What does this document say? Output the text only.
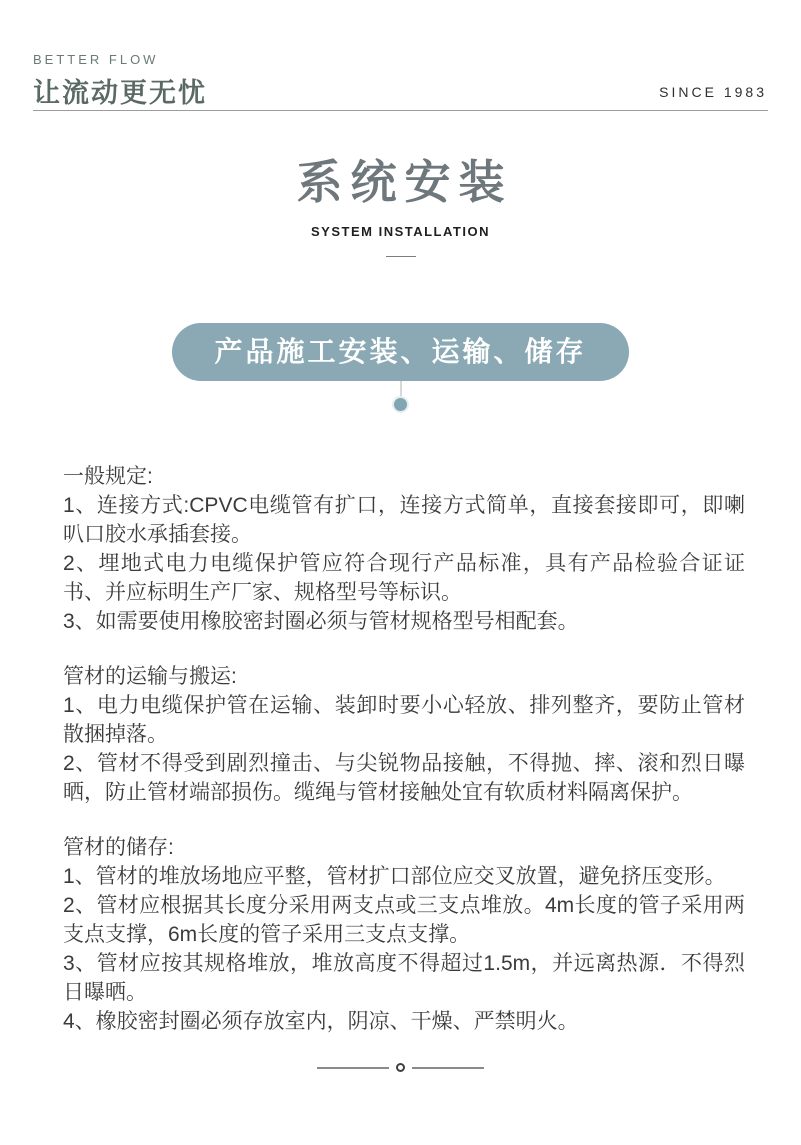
BETTER FLOW
让流动更无忧	SINCE 1983
系统安装
SYSTEM INSTALLATION
产品施工安装、运输、储存

一般规定:

1、连接方式:CPVC电缆管有扩口，连接方式简单，直接套接即可，即喇叭口胶水承插套接。

2、埋地式电力电缆保护管应符合现行产品标准，具有产品检验合证证书、并应标明生产厂家、规格型号等标识。

3、如需要使用橡胶密封圈必须与管材规格型号相配套。

管材的运输与搬运:

1、电力电缆保护管在运输、装卸时要小心轻放、排列整齐，要防止管材散捆掉落。

2、管材不得受到剧烈撞击、与尖锐物品接触，不得抛、摔、滚和烈日曝晒，防止管材端部损伤。缆绳与管材接触处宜有软质材料隔离保护。

管材的储存:

1、管材的堆放场地应平整，管材扩口部位应交叉放置，避免挤压变形。

2、管材应根据其长度分采用两支点或三支点堆放。4m长度的管子采用两支点支撑，6m长度的管子采用三支点支撑。

3、管材应按其规格堆放，堆放高度不得超过1.5m，并远离热源．不得烈日曝晒。

4、橡胶密封圈必须存放室内，阴凉、干燥、严禁明火。
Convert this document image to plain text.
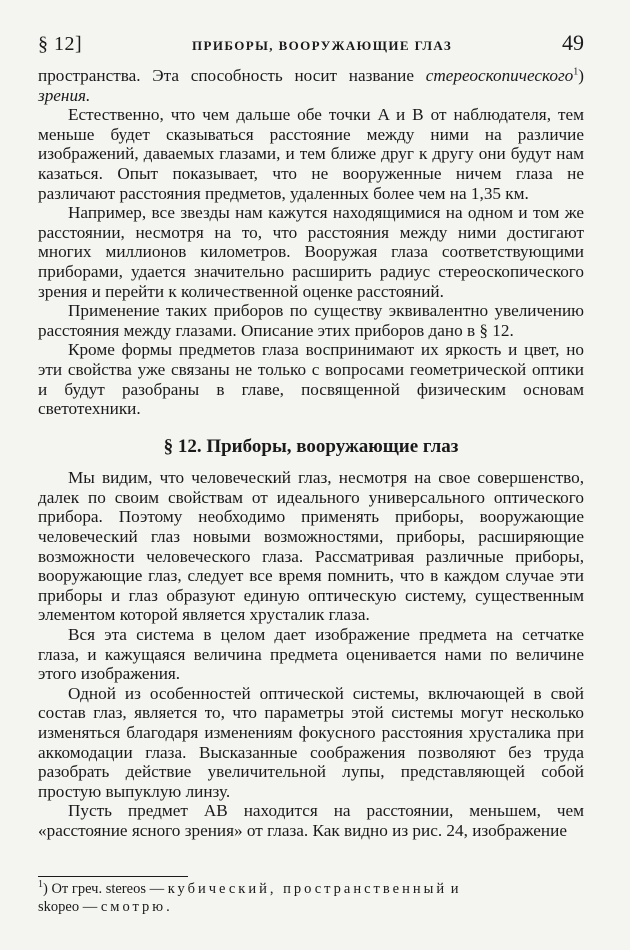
§ 12]	ПРИБОРЫ, ВООРУЖАЮЩИЕ ГЛАЗ	49

пространства. Эта способность носит название стереоскопического$^1$) зрения.

Естественно, что чем дальше обе точки A и B от наблюдателя, тем меньше будет сказываться расстояние между ними на различие изображений, даваемых глазами, и тем ближе друг к другу они будут нам казаться. Опыт показывает, что не вооруженные ничем глаза не различают расстояния предметов, удаленных более чем на 1,35 км.

Например, все звезды нам кажутся находящимися на одном и том же расстоянии, несмотря на то, что расстояния между ними достигают многих миллионов километров. Вооружая глаза соответствующими приборами, удается значительно расширить радиус стереоскопического зрения и перейти к количественной оценке расстояний.

Применение таких приборов по существу эквивалентно увеличению расстояния между глазами. Описание этих приборов дано в § 12.

Кроме формы предметов глаза воспринимают их яркость и цвет, но эти свойства уже связаны не только с вопросами геометрической оптики и будут разобраны в главе, посвященной физическим основам светотехники.

§ 12. Приборы, вооружающие глаз

Мы видим, что человеческий глаз, несмотря на свое совершенство, далек по своим свойствам от идеального универсального оптического прибора. Поэтому необходимо применять приборы, вооружающие человеческий глаз новыми возможностями, приборы, расширяющие возможности человеческого глаза. Рассматривая различные приборы, вооружающие глаз, следует все время помнить, что в каждом случае эти приборы и глаз образуют единую оптическую систему, существенным элементом которой является хрусталик глаза.

Вся эта система в целом дает изображение предмета на сетчатке глаза, и кажущаяся величина предмета оценивается нами по величине этого изображения.

Одной из особенностей оптической системы, включающей в свой состав глаз, является то, что параметры этой системы могут несколько изменяться благодаря изменениям фокусного расстояния хрусталика при аккомодации глаза. Высказанные соображения позволяют без труда разобрать действие увеличительной лупы, представляющей собой простую выпуклую линзу.

Пусть предмет AB находится на расстоянии, меньшем, чем «расстояние ясного зрения» от глаза. Как видно из рис. 24, изображение

$^1$) От греч. stereos — кубический, пространственный и

skopeo — смотрю.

▬▬▬▬▬▬▬▬▬▬

Stated problem :: Count the lines in the records above that contain the word "расстоянии", and give only that number.

Correct result :: 2